## What you are asked to do
Edit the lines starting with the line with "Text: 601: 601 — [377, 498, 520, 561]" and going on through the line with "Bar — [275, 538, 302, 547]", changing "Polygon shape" to "Polygon" and keeping everything else the same. Return only those lines.

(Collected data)
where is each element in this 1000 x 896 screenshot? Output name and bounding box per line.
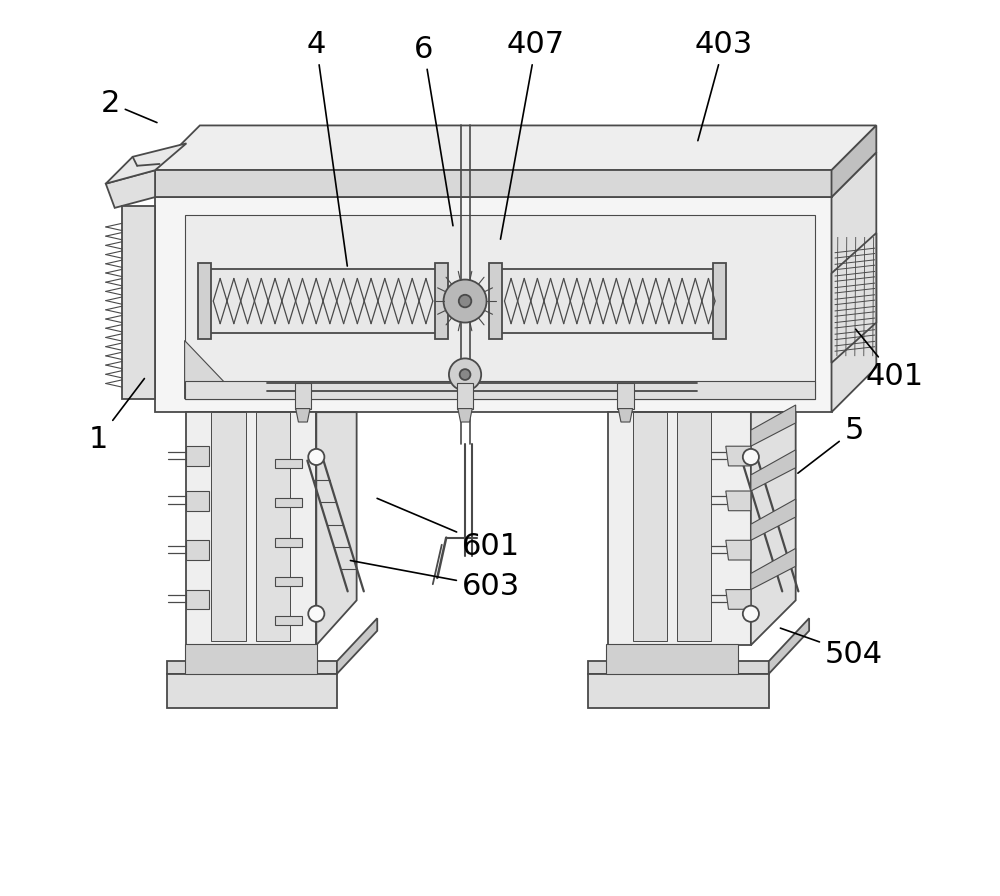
Text: 601: 601 — [377, 498, 520, 561]
Polygon shape — [155, 125, 876, 170]
Polygon shape — [106, 143, 186, 184]
Polygon shape — [726, 590, 751, 609]
Bar — [435, 263, 448, 339]
Text: 403: 403 — [695, 30, 753, 141]
Polygon shape — [296, 409, 310, 422]
Bar — [275, 616, 302, 625]
Bar — [275, 538, 302, 547]
Polygon shape — [186, 446, 209, 466]
Bar — [198, 263, 211, 339]
Polygon shape — [337, 618, 377, 674]
Bar — [617, 383, 634, 409]
Bar — [211, 412, 246, 641]
Text: 2: 2 — [101, 89, 157, 123]
Polygon shape — [751, 405, 796, 446]
Polygon shape — [185, 215, 815, 399]
Circle shape — [743, 606, 759, 622]
Polygon shape — [316, 412, 357, 645]
Bar — [256, 412, 290, 641]
Bar — [677, 412, 711, 641]
Polygon shape — [751, 548, 796, 590]
Polygon shape — [618, 409, 633, 422]
Bar — [295, 383, 311, 409]
Circle shape — [460, 369, 470, 380]
Bar — [500, 269, 724, 333]
Bar — [713, 263, 726, 339]
Text: 504: 504 — [780, 628, 883, 668]
Polygon shape — [751, 499, 796, 540]
Polygon shape — [155, 170, 832, 197]
Polygon shape — [186, 491, 209, 511]
Polygon shape — [751, 412, 796, 645]
Text: 1: 1 — [89, 378, 144, 453]
Bar — [275, 498, 302, 507]
Text: 5: 5 — [798, 416, 864, 473]
Circle shape — [743, 449, 759, 465]
Polygon shape — [832, 233, 876, 363]
Text: 603: 603 — [350, 561, 520, 601]
Polygon shape — [588, 661, 769, 674]
Bar — [185, 644, 317, 674]
Bar — [633, 412, 667, 641]
Text: 401: 401 — [856, 329, 923, 391]
Polygon shape — [726, 540, 751, 560]
Bar — [209, 269, 437, 333]
Bar — [457, 383, 473, 409]
Polygon shape — [588, 674, 769, 708]
Bar — [275, 459, 302, 468]
Polygon shape — [122, 206, 155, 399]
Polygon shape — [608, 412, 751, 645]
Polygon shape — [186, 412, 316, 645]
Circle shape — [449, 358, 481, 391]
Polygon shape — [167, 661, 337, 674]
Polygon shape — [155, 197, 832, 412]
Bar — [275, 577, 302, 586]
Polygon shape — [186, 590, 209, 609]
Polygon shape — [769, 618, 809, 674]
Bar — [489, 263, 502, 339]
Polygon shape — [106, 170, 155, 208]
Polygon shape — [751, 450, 796, 491]
Polygon shape — [186, 540, 209, 560]
Polygon shape — [832, 152, 876, 412]
Polygon shape — [726, 491, 751, 511]
Text: 407: 407 — [500, 30, 565, 239]
Circle shape — [459, 295, 471, 307]
Polygon shape — [726, 446, 751, 466]
Bar — [606, 644, 738, 674]
Circle shape — [308, 449, 324, 465]
Circle shape — [308, 606, 324, 622]
Text: 6: 6 — [414, 35, 453, 226]
Polygon shape — [458, 409, 472, 422]
Polygon shape — [167, 674, 337, 708]
Polygon shape — [185, 340, 240, 399]
Text: 4: 4 — [307, 30, 347, 266]
Polygon shape — [185, 381, 815, 399]
Circle shape — [444, 280, 487, 323]
Polygon shape — [832, 125, 876, 197]
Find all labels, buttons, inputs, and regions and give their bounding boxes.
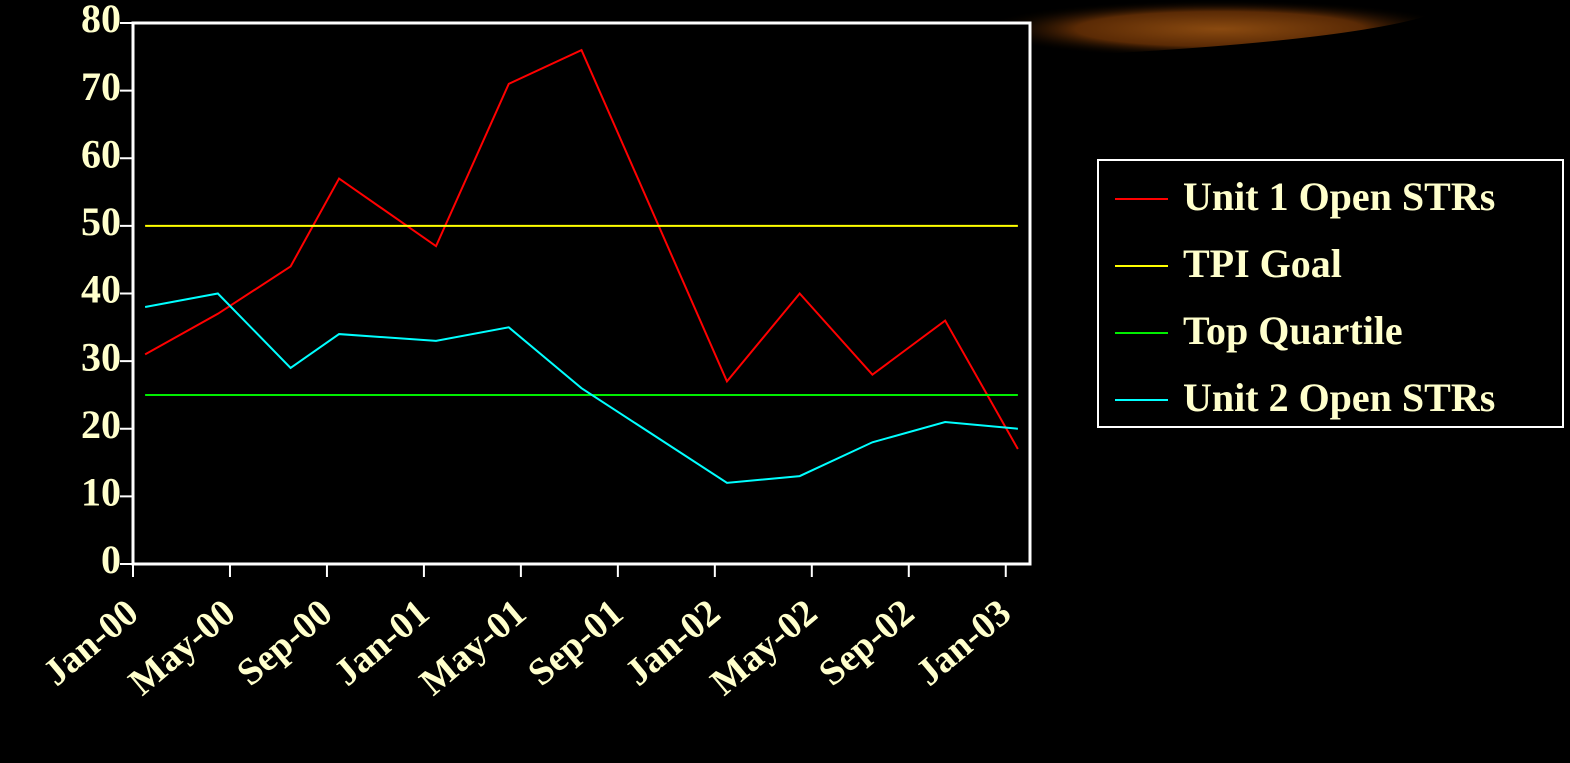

## Answer to this task
Text: 601: 601 — [377, 498, 520, 561]
Polygon — [155, 125, 876, 170]
Polygon — [106, 143, 186, 184]
Polygon — [726, 590, 751, 609]
Bar — [435, 263, 448, 339]
Text: 403: 403 — [695, 30, 753, 141]
Polygon — [296, 409, 310, 422]
Bar — [275, 616, 302, 625]
Bar — [275, 538, 302, 547]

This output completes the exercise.